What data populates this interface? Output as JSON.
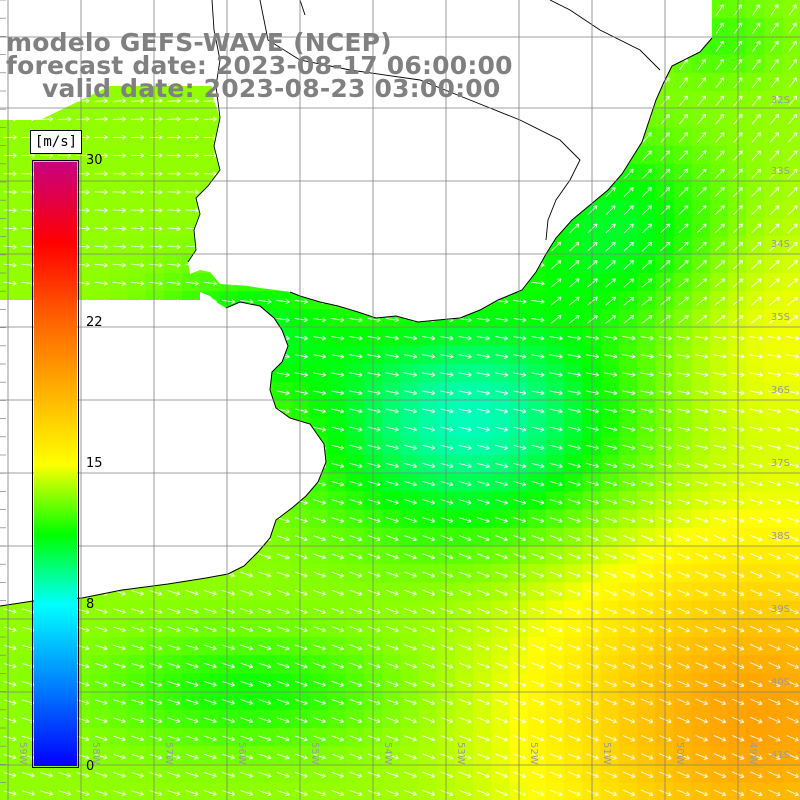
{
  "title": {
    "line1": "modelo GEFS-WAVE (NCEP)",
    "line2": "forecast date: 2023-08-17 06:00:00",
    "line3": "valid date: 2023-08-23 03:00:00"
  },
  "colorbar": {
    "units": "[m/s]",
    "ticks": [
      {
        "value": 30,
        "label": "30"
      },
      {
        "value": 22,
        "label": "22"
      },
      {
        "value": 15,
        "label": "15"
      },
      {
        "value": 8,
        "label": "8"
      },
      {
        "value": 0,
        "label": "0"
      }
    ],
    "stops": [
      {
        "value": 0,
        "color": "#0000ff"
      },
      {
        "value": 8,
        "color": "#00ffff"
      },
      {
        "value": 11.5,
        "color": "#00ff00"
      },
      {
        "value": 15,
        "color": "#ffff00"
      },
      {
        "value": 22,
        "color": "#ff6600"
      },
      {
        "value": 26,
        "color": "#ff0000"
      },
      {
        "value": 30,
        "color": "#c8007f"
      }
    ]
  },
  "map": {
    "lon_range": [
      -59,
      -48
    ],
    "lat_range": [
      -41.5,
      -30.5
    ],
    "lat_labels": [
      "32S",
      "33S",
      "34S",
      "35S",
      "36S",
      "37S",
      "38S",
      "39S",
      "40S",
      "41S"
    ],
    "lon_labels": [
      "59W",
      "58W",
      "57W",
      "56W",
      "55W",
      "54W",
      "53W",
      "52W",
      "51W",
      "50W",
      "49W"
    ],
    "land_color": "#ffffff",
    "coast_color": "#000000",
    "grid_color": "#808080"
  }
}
* * *
■ **What you have to do**:
What is the number of lines in this listing that contain the word "date"? Answer with that number and nothing else.

■ **Full response**:
2